#### Supplied data ####
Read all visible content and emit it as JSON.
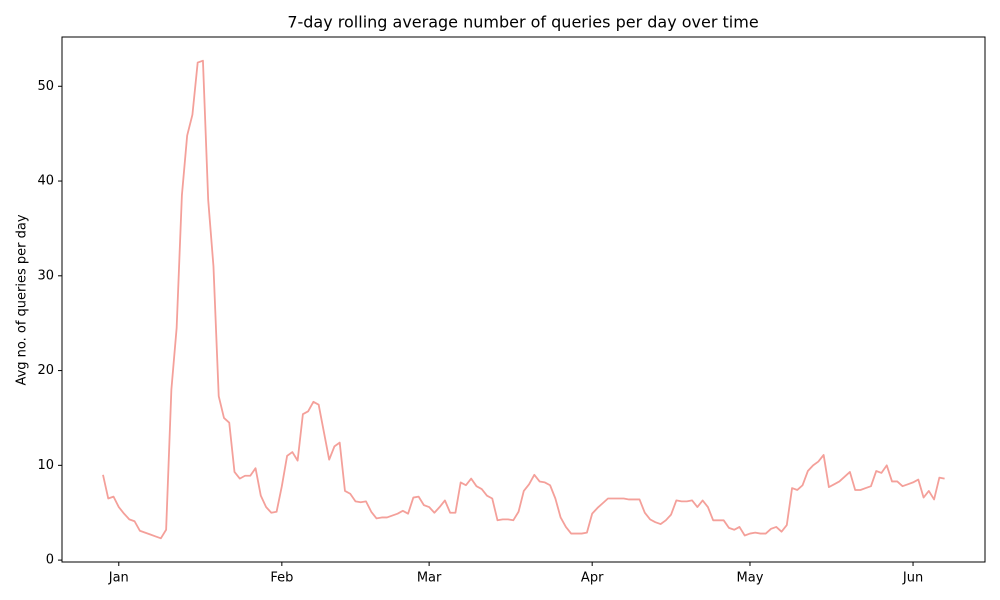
{
  "chart_data": {
    "type": "line",
    "title": "7-day rolling average number of queries per day over time",
    "y_label": "Avg no. of queries per day",
    "color": "#f4a09a",
    "categories": [
      null,
      null,
      null,
      "Jan",
      null,
      null,
      null,
      null,
      null,
      null,
      null,
      null,
      null,
      null,
      null,
      null,
      null,
      null,
      null,
      null,
      null,
      null,
      null,
      null,
      null,
      null,
      null,
      null,
      null,
      null,
      null,
      null,
      null,
      null,
      "Feb",
      null,
      null,
      null,
      null,
      null,
      null,
      null,
      null,
      null,
      null,
      null,
      null,
      null,
      null,
      null,
      null,
      null,
      null,
      null,
      null,
      null,
      null,
      null,
      null,
      null,
      null,
      null,
      "Mar",
      null,
      null,
      null,
      null,
      null,
      null,
      null,
      null,
      null,
      null,
      null,
      null,
      null,
      null,
      null,
      null,
      null,
      null,
      null,
      null,
      null,
      null,
      null,
      null,
      null,
      null,
      null,
      null,
      null,
      null,
      "Apr",
      null,
      null,
      null,
      null,
      null,
      null,
      null,
      null,
      null,
      null,
      null,
      null,
      null,
      null,
      null,
      null,
      null,
      null,
      null,
      null,
      null,
      null,
      null,
      null,
      null,
      null,
      null,
      null,
      null,
      "May",
      null,
      null,
      null,
      null,
      null,
      null,
      null,
      null,
      null,
      null,
      null,
      null,
      null,
      null,
      null,
      null,
      null,
      null,
      null,
      null,
      null,
      null,
      null,
      null,
      null,
      null,
      null,
      null,
      null,
      null,
      "Jun",
      null,
      null,
      null,
      null,
      null,
      null
    ],
    "values": [
      9.0,
      6.5,
      6.7,
      5.6,
      4.9,
      4.3,
      4.1,
      3.1,
      2.9,
      2.7,
      2.5,
      2.3,
      3.2,
      18,
      24.5,
      38.5,
      44.8,
      47,
      52.5,
      52.7,
      38,
      31,
      17.3,
      15,
      14.5,
      9.3,
      8.6,
      8.9,
      8.9,
      9.7,
      6.8,
      5.6,
      5.0,
      5.1,
      7.8,
      11.0,
      11.4,
      10.5,
      15.4,
      15.7,
      16.7,
      16.4,
      13.5,
      10.6,
      12.0,
      12.4,
      7.3,
      7.0,
      6.2,
      6.1,
      6.2,
      5.1,
      4.4,
      4.5,
      4.5,
      4.7,
      4.9,
      5.2,
      4.9,
      6.6,
      6.7,
      5.8,
      5.6,
      5.0,
      5.6,
      6.3,
      5.0,
      5.0,
      8.2,
      7.9,
      8.6,
      7.8,
      7.5,
      6.8,
      6.5,
      4.2,
      4.3,
      4.3,
      4.2,
      5.1,
      7.3,
      8.0,
      9.0,
      8.3,
      8.2,
      7.9,
      6.5,
      4.5,
      3.5,
      2.8,
      2.8,
      2.8,
      2.9,
      4.9,
      5.5,
      6.0,
      6.5,
      6.5,
      6.5,
      6.5,
      6.4,
      6.4,
      6.4,
      5.0,
      4.3,
      4.0,
      3.8,
      4.2,
      4.8,
      6.3,
      6.2,
      6.2,
      6.3,
      5.6,
      6.3,
      5.6,
      4.2,
      4.2,
      4.2,
      3.4,
      3.2,
      3.5,
      2.6,
      2.8,
      2.9,
      2.8,
      2.8,
      3.3,
      3.5,
      3.0,
      3.7,
      7.6,
      7.4,
      7.9,
      9.4,
      10.0,
      10.4,
      11.1,
      7.7,
      8.0,
      8.3,
      8.8,
      9.3,
      7.4,
      7.4,
      7.6,
      7.8,
      9.4,
      9.2,
      10.0,
      8.3,
      8.3,
      7.8,
      8.0,
      8.2,
      8.5,
      6.6,
      7.3,
      6.4,
      8.7,
      8.6
    ],
    "ylim": [
      -0.2,
      55.2
    ],
    "yticks": [
      0,
      10,
      20,
      30,
      40,
      50
    ],
    "grid": false
  }
}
####
## Aim of the task:
Each line containing the word "queries" counts once; report the total alone.

## Result:
2